#### Problem to solve:
Write out every entry exactly as given, but omit the pictures.

━━━━━ Provided material

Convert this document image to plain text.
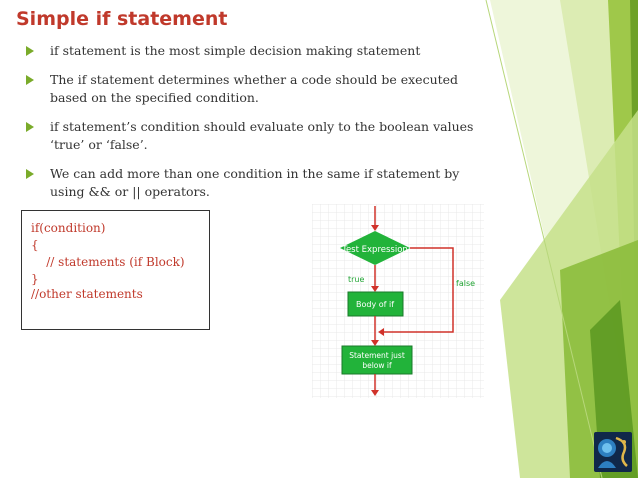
Simple if statement
if statement is the most simple decision making statement
The if statement determines whether a code should be executed based on the specified condition.
if statement’s condition should evaluate only to the boolean values ‘true’ or ‘false’.
We can add more than one condition in the same if statement by using && or || operators.
if(condition)
{
// statements (if Block)
}
//other statements
Test Expression
true	false
Body of if
Statement just
below if
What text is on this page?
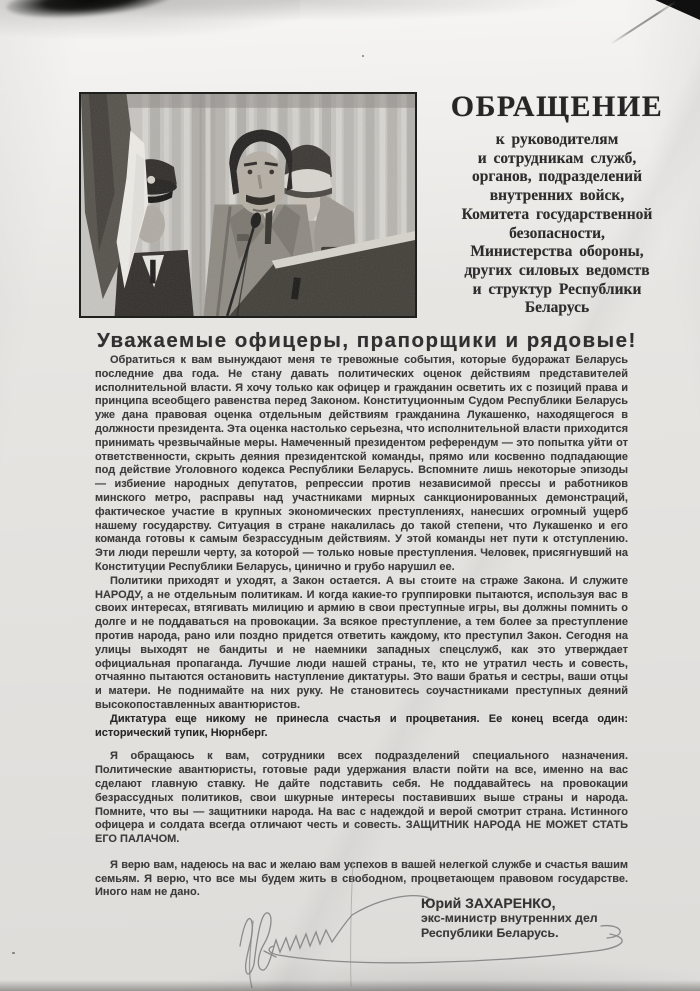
ОБРАЩЕНИЕ
к руководителям
и сотрудникам служб,
органов, подразделений
внутренних войск,
Комитета государственной
безопасности,
Министерства обороны,
других силовых ведомств
и структур Республики
Беларусь
Уважаемые офицеры, прапорщики и рядовые!

Обратиться к вам вынуждают меня те тревожные события, которые будоражат Беларусь последние два года. Не стану давать политических оценок действиям представителей исполнительной власти. Я хочу только как офицер и гражданин осветить их с позиций права и принципа всеобщего равенства перед Законом. Конституционным Судом Республики Беларусь уже дана правовая оценка отдельным действиям гражданина Лукашенко, находящегося в должности президента. Эта оценка настолько серьезна, что исполнительной власти приходится принимать чрезвычайные меры. Намеченный президентом референдум — это попытка уйти от ответственности, скрыть деяния президентской команды, прямо или косвенно подпадающие под действие Уголовного кодекса Республики Беларусь. Вспомните лишь некоторые эпизоды — избиение народных депутатов, репрессии против независимой прессы и работников минского метро, расправы над участниками мирных санкционированных демонстраций, фактическое участие в крупных экономических преступлениях, нанесших огромный ущерб нашему государству. Ситуация в стране накалилась до такой степени, что Лукашенко и его команда готовы к самым безрассудным действиям. У этой команды нет пути к отступлению. Эти люди перешли черту, за которой — только новые преступления. Человек, присягнувший на Конституции Республики Беларусь, цинично и грубо нарушил ее.

Политики приходят и уходят, а Закон остается. А вы стоите на страже Закона. И служите НАРОДУ, а не отдельным политикам. И когда какие-то группировки пытаются, используя вас в своих интересах, втягивать милицию и армию в свои преступные игры, вы должны помнить о долге и не поддаваться на провокации. За всякое преступление, а тем более за преступление против народа, рано или поздно придется ответить каждому, кто преступил Закон. Сегодня на улицы выходят не бандиты и не наемники западных спецслужб, как это утверждает официальная пропаганда. Лучшие люди нашей страны, те, кто не утратил честь и совесть, отчаянно пытаются остановить наступление диктатуры. Это ваши братья и сестры, ваши отцы и матери. Не поднимайте на них руку. Не становитесь соучастниками преступных деяний высокопоставленных авантюристов.

Диктатура еще никому не принесла счастья и процветания. Ее конец всегда один: исторический тупик, Нюрнберг.

Я обращаюсь к вам, сотрудники всех подразделений специального назначения. Политические авантюристы, готовые ради удержания власти пойти на все, именно на вас сделают главную ставку. Не дайте подставить себя. Не поддавайтесь на провокации безрассудных политиков, свои шкурные интересы поставивших выше страны и народа. Помните, что вы — защитники народа. На вас с надеждой и верой смотрит страна. Истинного офицера и солдата всегда отличают честь и совесть. ЗАЩИТНИК НАРОДА НЕ МОЖЕТ СТАТЬ ЕГО ПАЛАЧОМ.

Я верю вам, надеюсь на вас и желаю вам успехов в вашей нелегкой службе и счастья вашим семьям. Я верю, что все мы будем жить в свободном, процветающем правовом государстве. Иного нам не дано.

Юрий ЗАХАРЕНКО,
экс-министр внутренних дел
Республики Беларусь.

━━━━━━━━━━

#### Right answer:
Convert this document image to plain text.
Simple if statement
if statement is the most simple decision making statement
The if statement determines whether a code should be executed based on the specified condition.
if statement’s condition should evaluate only to the boolean values ‘true’ or ‘false’.
We can add more than one condition in the same if statement by using && or || operators.
if(condition)
{
// statements (if Block)
}
//other statements
Test Expression
true	false
Body of if
Statement just
below if
What text is on this page?
ОБРАЩЕНИЕ
к руководителям
и сотрудникам служб,
органов, подразделений
внутренних войск,
Комитета государственной
безопасности,
Министерства обороны,
других силовых ведомств
и структур Республики
Беларусь
Уважаемые офицеры, прапорщики и рядовые!

Обратиться к вам вынуждают меня те тревожные события, которые будоражат Беларусь последние два года. Не стану давать политических оценок действиям представителей исполнительной власти. Я хочу только как офицер и гражданин осветить их с позиций права и принципа всеобщего равенства перед Законом. Конституционным Судом Республики Беларусь уже дана правовая оценка отдельным действиям гражданина Лукашенко, находящегося в должности президента. Эта оценка настолько серьезна, что исполнительной власти приходится принимать чрезвычайные меры. Намеченный президентом референдум — это попытка уйти от ответственности, скрыть деяния президентской команды, прямо или косвенно подпадающие под действие Уголовного кодекса Республики Беларусь. Вспомните лишь некоторые эпизоды — избиение народных депутатов, репрессии против независимой прессы и работников минского метро, расправы над участниками мирных санкционированных демонстраций, фактическое участие в крупных экономических преступлениях, нанесших огромный ущерб нашему государству. Ситуация в стране накалилась до такой степени, что Лукашенко и его команда готовы к самым безрассудным действиям. У этой команды нет пути к отступлению. Эти люди перешли черту, за которой — только новые преступления. Человек, присягнувший на Конституции Республики Беларусь, цинично и грубо нарушил ее.

Политики приходят и уходят, а Закон остается. А вы стоите на страже Закона. И служите НАРОДУ, а не отдельным политикам. И когда какие-то группировки пытаются, используя вас в своих интересах, втягивать милицию и армию в свои преступные игры, вы должны помнить о долге и не поддаваться на провокации. За всякое преступление, а тем более за преступление против народа, рано или поздно придется ответить каждому, кто преступил Закон. Сегодня на улицы выходят не бандиты и не наемники западных спецслужб, как это утверждает официальная пропаганда. Лучшие люди нашей страны, те, кто не утратил честь и совесть, отчаянно пытаются остановить наступление диктатуры. Это ваши братья и сестры, ваши отцы и матери. Не поднимайте на них руку. Не становитесь соучастниками преступных деяний высокопоставленных авантюристов.

Диктатура еще никому не принесла счастья и процветания. Ее конец всегда один: исторический тупик, Нюрнберг.

Я обращаюсь к вам, сотрудники всех подразделений специального назначения. Политические авантюристы, готовые ради удержания власти пойти на все, именно на вас сделают главную ставку. Не дайте подставить себя. Не поддавайтесь на провокации безрассудных политиков, свои шкурные интересы поставивших выше страны и народа. Помните, что вы — защитники народа. На вас с надеждой и верой смотрит страна. Истинного офицера и солдата всегда отличают честь и совесть. ЗАЩИТНИК НАРОДА НЕ МОЖЕТ СТАТЬ ЕГО ПАЛАЧОМ.

Я верю вам, надеюсь на вас и желаю вам успехов в вашей нелегкой службе и счастья вашим семьям. Я верю, что все мы будем жить в свободном, процветающем правовом государстве. Иного нам не дано.

Юрий ЗАХАРЕНКО,
экс-министр внутренних дел
Республики Беларусь.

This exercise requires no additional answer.